**AIM:** Find the lines with the string "nodes" and return them.
▼▼▼
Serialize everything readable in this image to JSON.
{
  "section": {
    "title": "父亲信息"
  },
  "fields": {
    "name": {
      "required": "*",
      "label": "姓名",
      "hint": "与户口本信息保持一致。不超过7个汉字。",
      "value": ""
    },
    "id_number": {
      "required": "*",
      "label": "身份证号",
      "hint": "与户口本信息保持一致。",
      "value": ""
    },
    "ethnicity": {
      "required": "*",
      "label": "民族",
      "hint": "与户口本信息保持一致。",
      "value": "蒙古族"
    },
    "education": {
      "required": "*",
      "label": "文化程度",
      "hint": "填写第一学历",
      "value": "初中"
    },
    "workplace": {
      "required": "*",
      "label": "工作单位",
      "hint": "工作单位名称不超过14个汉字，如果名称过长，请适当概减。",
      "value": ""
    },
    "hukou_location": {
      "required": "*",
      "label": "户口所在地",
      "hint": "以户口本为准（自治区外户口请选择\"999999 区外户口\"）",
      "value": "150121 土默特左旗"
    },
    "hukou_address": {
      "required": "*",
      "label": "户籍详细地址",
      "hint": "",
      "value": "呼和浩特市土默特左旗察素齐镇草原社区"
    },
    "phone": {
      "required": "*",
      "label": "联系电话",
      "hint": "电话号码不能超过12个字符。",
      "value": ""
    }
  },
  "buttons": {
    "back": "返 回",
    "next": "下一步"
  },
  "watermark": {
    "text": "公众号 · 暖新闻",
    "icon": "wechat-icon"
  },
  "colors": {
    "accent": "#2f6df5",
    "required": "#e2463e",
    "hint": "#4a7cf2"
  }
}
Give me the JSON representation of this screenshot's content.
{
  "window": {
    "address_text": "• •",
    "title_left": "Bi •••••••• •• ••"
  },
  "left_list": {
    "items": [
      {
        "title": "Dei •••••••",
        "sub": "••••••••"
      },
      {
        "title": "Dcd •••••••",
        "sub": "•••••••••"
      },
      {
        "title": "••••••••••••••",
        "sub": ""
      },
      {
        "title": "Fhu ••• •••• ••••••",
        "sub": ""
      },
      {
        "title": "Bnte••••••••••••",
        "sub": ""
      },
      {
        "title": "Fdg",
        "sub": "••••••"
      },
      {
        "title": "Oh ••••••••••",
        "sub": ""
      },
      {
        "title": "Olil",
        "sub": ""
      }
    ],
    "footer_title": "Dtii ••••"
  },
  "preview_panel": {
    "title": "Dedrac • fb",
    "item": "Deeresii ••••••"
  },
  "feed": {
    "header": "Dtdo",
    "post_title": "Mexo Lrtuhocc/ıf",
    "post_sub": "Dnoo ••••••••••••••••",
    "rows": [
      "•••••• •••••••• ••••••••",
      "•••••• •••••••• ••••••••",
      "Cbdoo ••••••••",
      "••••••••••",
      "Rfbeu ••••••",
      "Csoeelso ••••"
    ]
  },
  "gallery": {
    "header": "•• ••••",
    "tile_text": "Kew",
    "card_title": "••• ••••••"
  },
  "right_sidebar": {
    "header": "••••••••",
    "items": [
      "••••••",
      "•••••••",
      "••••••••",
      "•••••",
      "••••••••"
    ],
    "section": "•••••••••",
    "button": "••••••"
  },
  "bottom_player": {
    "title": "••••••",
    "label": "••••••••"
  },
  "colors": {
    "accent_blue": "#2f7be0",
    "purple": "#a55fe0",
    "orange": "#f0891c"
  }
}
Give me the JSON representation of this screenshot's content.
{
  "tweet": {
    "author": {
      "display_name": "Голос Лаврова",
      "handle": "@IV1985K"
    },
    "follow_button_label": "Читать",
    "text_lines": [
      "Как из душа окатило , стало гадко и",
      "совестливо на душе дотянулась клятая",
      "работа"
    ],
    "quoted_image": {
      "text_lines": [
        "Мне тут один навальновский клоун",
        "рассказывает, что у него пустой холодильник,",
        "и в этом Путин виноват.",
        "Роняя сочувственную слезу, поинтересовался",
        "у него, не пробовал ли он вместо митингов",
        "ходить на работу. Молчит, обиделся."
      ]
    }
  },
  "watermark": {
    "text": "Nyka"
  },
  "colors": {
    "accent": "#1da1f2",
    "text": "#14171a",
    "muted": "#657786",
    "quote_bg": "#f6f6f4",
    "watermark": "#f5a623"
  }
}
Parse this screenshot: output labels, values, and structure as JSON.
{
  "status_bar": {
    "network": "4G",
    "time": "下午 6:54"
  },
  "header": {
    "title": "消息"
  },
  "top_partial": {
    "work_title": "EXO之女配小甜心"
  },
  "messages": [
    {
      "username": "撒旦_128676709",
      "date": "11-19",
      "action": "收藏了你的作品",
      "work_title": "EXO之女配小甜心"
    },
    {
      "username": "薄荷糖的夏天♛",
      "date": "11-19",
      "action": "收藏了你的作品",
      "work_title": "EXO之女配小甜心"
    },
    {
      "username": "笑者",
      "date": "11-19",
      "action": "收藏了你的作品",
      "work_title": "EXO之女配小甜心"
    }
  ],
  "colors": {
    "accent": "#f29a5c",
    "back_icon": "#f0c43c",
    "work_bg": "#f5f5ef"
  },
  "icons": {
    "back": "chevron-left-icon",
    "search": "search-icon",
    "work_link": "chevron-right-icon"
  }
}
▲▲▲
▼▼▼
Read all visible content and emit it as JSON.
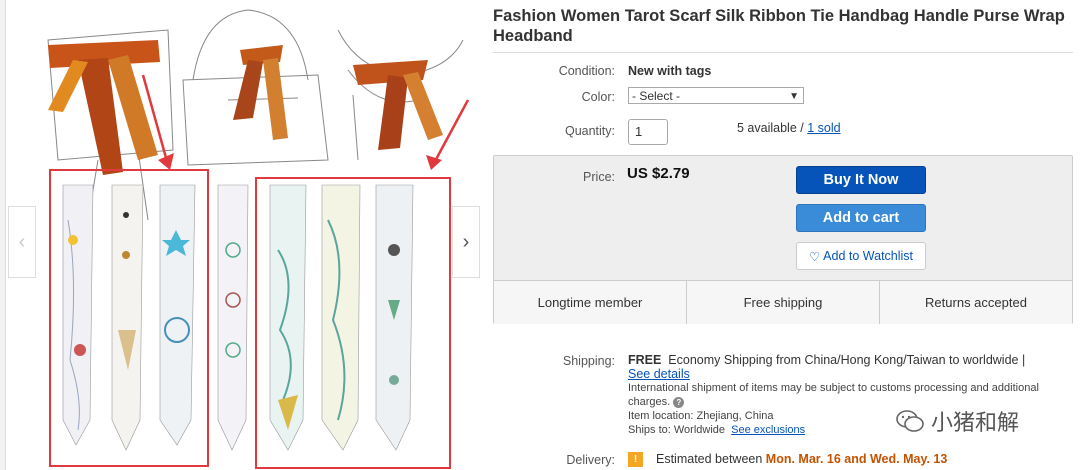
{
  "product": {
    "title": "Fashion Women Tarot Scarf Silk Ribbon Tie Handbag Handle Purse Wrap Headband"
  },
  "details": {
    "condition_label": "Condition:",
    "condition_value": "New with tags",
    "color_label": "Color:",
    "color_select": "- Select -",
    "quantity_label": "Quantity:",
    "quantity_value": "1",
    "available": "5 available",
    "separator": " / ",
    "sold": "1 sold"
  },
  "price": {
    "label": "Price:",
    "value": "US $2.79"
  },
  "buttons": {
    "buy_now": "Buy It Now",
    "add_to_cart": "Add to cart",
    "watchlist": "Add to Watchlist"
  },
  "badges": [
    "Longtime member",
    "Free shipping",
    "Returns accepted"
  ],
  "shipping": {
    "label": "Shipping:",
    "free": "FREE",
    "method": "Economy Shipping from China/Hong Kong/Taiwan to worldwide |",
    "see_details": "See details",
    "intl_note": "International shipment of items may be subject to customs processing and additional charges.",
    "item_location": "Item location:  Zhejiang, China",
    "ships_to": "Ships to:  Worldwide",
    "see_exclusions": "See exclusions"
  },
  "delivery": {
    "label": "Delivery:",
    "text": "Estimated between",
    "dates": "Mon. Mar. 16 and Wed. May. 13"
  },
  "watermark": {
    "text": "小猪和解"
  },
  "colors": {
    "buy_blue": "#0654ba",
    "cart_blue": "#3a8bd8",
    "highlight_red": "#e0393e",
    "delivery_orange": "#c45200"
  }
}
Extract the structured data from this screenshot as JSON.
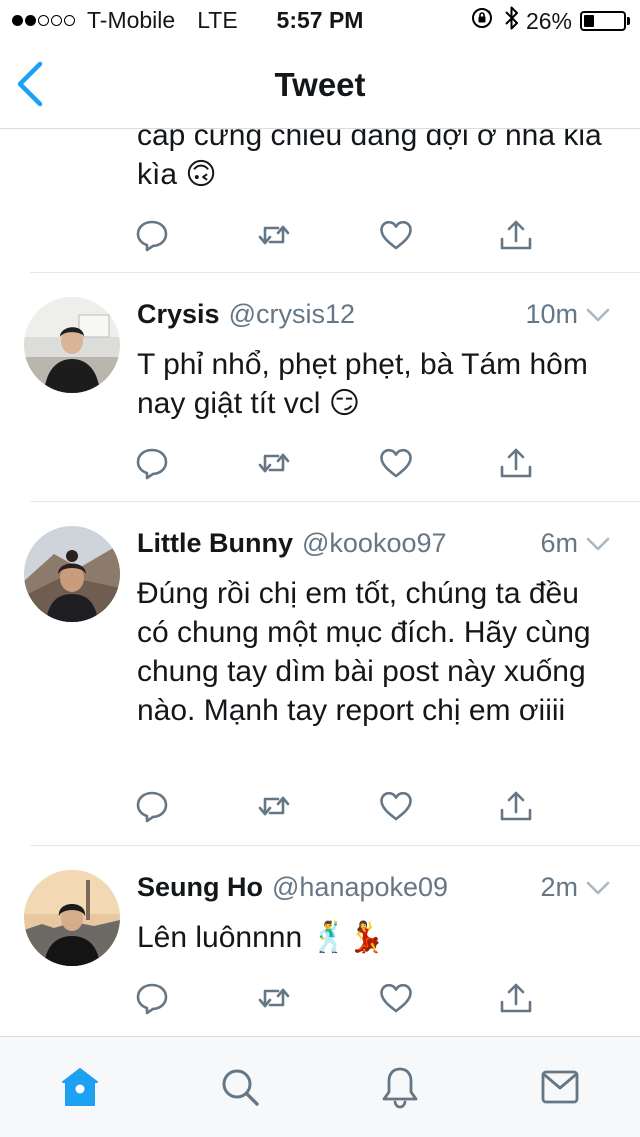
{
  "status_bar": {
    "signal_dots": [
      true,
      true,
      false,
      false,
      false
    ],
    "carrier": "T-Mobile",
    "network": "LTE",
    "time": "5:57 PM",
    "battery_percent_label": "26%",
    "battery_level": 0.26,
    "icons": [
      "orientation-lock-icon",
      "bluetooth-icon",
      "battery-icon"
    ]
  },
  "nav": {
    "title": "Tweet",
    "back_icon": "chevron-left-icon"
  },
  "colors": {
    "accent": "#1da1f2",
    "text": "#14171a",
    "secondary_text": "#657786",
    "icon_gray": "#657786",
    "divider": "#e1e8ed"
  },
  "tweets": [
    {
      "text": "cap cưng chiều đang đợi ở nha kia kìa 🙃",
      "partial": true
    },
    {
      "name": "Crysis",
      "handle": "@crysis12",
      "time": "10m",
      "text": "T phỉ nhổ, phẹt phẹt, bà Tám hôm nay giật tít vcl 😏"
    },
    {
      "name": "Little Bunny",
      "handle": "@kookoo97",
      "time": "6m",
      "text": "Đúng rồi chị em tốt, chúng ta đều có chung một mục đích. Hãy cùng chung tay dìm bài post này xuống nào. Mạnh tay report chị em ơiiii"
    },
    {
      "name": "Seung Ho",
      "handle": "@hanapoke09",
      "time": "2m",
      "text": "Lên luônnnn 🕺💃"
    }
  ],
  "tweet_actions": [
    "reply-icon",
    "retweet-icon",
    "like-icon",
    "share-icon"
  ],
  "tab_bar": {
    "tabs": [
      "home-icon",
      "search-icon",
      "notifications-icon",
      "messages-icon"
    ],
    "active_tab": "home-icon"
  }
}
▲▲▲
▼▼▼
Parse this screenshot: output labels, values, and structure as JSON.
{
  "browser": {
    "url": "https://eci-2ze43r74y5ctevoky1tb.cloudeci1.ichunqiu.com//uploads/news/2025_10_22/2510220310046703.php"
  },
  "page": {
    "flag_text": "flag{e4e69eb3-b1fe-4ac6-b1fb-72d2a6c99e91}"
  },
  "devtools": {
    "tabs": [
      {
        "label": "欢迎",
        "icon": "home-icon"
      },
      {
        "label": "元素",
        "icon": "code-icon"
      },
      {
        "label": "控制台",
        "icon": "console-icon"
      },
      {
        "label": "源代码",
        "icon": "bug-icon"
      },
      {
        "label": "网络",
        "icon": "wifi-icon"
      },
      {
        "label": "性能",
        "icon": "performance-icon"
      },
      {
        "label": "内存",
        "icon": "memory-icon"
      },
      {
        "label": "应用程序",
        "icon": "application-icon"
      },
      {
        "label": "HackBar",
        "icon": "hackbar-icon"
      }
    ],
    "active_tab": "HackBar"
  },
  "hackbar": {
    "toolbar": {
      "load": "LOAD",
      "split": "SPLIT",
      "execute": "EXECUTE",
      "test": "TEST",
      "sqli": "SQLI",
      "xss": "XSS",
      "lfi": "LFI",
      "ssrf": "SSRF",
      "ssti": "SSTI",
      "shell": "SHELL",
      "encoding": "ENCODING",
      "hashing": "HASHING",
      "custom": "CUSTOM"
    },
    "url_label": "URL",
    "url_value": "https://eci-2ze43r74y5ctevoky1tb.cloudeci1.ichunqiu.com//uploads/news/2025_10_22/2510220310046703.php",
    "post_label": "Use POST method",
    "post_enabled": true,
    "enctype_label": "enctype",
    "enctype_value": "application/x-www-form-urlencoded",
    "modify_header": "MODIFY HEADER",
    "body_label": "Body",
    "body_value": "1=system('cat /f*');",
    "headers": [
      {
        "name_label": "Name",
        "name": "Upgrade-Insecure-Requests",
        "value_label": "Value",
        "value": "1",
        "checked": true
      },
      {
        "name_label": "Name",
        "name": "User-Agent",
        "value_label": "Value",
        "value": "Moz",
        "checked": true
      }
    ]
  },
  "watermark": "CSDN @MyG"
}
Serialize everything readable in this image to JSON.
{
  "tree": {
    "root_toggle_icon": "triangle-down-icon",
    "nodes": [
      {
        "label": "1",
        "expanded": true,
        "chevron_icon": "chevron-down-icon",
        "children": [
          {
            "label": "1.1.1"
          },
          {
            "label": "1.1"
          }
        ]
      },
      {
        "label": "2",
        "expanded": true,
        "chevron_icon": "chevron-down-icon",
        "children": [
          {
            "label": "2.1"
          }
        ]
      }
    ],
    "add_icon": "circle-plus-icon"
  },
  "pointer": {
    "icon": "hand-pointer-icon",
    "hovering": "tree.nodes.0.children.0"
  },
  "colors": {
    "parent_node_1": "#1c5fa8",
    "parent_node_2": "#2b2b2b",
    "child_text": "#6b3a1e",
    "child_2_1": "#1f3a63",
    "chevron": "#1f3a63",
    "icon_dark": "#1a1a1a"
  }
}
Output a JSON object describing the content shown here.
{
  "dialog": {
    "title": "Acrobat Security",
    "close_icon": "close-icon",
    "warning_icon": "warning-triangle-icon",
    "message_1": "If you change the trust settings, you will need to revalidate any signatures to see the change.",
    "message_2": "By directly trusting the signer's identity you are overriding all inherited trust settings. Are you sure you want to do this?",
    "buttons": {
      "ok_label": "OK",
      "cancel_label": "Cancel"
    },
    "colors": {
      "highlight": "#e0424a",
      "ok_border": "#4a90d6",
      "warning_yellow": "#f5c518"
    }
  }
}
▲▲▲
**TASK RESULT:**
    "nodes": [
    "hovering": "tree.nodes.0.children.0"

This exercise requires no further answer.